**GOAL OF THE EXERCISE:**
Reproduce exactly the lines from the one containing "Transcribe this image's" through the last line of the records below, both included, and nothing else.

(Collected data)

╭──

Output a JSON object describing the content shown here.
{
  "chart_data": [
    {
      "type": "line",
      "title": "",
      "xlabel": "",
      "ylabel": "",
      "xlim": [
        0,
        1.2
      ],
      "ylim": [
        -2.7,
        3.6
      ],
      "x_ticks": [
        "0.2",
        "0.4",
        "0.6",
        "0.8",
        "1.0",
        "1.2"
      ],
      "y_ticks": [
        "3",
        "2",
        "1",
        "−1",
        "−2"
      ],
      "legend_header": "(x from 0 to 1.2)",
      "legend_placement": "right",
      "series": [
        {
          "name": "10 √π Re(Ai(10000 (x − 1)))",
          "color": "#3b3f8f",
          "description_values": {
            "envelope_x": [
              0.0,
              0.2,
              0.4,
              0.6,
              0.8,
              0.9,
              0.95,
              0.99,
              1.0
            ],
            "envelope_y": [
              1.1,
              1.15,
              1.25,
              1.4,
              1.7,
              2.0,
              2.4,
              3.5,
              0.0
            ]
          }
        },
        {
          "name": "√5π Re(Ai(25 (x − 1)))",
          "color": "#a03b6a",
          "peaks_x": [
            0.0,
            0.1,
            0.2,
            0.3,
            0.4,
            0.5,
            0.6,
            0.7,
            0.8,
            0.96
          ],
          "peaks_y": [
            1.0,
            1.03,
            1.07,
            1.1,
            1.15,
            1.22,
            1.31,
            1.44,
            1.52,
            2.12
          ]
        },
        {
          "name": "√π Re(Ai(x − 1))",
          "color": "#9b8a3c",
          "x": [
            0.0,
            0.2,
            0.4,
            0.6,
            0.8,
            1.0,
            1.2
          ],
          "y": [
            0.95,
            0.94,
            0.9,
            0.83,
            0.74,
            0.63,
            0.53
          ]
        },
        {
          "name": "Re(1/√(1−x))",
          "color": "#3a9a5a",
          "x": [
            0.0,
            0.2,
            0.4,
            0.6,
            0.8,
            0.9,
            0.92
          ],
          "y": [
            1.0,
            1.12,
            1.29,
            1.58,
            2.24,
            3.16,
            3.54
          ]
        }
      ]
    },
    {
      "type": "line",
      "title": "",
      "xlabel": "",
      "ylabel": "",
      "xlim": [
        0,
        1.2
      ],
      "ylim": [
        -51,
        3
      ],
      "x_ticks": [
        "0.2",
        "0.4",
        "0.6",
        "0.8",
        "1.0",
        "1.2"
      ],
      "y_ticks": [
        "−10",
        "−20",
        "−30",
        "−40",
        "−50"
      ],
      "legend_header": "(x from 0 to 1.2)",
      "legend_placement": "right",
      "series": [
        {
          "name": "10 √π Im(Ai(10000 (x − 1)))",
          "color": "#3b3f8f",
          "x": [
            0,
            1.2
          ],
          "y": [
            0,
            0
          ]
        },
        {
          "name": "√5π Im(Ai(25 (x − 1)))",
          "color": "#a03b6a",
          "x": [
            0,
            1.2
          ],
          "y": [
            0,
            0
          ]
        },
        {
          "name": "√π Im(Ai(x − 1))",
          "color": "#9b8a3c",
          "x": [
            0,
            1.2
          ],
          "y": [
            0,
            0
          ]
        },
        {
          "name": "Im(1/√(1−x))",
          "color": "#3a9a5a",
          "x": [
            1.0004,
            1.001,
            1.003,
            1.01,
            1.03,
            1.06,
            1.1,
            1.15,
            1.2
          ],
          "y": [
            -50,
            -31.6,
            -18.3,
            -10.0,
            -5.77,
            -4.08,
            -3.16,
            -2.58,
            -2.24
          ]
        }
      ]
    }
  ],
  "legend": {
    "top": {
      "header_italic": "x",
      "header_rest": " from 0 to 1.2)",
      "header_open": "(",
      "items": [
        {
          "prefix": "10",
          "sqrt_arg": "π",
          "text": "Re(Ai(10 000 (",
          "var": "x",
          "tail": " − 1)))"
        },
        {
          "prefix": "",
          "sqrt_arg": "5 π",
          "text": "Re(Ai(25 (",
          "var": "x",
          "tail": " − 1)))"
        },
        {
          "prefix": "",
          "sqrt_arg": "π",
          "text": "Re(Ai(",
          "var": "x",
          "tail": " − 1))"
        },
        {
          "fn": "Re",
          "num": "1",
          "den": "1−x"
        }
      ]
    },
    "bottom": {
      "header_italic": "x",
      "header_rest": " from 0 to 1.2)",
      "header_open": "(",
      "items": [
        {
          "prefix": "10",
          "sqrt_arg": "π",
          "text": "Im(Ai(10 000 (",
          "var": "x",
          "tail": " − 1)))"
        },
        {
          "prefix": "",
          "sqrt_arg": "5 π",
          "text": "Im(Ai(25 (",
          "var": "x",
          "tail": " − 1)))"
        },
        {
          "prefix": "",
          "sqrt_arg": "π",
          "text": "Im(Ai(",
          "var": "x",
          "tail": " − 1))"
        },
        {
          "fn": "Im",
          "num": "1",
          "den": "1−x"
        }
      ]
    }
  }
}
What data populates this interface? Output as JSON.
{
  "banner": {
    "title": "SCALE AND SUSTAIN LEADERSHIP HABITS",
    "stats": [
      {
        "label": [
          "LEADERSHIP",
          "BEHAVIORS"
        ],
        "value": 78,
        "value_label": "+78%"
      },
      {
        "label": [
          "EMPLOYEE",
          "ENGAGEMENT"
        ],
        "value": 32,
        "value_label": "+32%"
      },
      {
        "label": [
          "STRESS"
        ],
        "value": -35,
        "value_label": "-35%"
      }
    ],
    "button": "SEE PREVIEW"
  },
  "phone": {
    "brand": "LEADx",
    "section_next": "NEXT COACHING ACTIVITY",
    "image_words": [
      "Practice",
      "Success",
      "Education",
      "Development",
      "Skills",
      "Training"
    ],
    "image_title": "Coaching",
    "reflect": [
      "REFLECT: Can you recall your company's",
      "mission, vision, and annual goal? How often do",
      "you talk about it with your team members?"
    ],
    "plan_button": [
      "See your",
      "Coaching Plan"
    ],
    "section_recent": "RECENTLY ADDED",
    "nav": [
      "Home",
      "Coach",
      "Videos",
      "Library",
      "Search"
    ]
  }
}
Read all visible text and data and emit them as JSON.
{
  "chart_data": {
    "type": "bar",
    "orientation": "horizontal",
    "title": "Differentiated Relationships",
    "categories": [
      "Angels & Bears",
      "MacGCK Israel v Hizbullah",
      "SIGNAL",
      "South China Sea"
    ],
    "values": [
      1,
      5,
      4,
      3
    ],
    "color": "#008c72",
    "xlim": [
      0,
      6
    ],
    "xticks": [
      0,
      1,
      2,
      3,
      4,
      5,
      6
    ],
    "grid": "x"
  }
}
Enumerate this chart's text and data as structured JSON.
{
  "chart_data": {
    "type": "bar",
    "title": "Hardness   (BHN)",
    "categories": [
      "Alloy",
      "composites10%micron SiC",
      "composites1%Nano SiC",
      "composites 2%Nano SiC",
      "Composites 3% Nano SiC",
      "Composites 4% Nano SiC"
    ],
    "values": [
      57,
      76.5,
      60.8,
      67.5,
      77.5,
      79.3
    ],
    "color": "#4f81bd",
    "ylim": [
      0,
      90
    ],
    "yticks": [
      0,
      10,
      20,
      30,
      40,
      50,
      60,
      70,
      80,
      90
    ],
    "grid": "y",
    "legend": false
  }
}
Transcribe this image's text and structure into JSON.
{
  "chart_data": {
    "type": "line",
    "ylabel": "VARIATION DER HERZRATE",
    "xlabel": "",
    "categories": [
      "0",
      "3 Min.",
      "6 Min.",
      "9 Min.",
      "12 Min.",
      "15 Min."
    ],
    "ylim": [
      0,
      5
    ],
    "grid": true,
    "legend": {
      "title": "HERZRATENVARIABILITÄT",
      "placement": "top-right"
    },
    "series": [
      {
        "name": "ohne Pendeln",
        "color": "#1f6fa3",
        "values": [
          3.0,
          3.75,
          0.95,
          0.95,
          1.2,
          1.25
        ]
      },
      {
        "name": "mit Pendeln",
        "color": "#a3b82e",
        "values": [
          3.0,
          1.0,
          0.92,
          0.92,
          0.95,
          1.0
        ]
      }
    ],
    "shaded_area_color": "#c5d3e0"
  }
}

╰──

**FULL RESPONSE:**
Transcribe this image's text and structure into JSON.
{
  "chart_data": {
    "type": "line",
    "ylabel": "VARIATION DER HERZRATE",
    "xlabel": "",
    "categories": [
      "0",
      "3 Min.",
      "6 Min.",
      "9 Min.",
      "12 Min.",
      "15 Min."
    ],
    "ylim": [
      0,
      5
    ],
    "grid": true,
    "legend": {
      "title": "HERZRATENVARIABILITÄT",
      "placement": "top-right"
    },
    "series": [
      {
        "name": "ohne Pendeln",
        "color": "#1f6fa3",
        "values": [
          3.0,
          3.75,
          0.95,
          0.95,
          1.2,
          1.25
        ]
      },
      {
        "name": "mit Pendeln",
        "color": "#a3b82e",
        "values": [
          3.0,
          1.0,
          0.92,
          0.92,
          0.95,
          1.0
        ]
      }
    ],
    "shaded_area_color": "#c5d3e0"
  }
}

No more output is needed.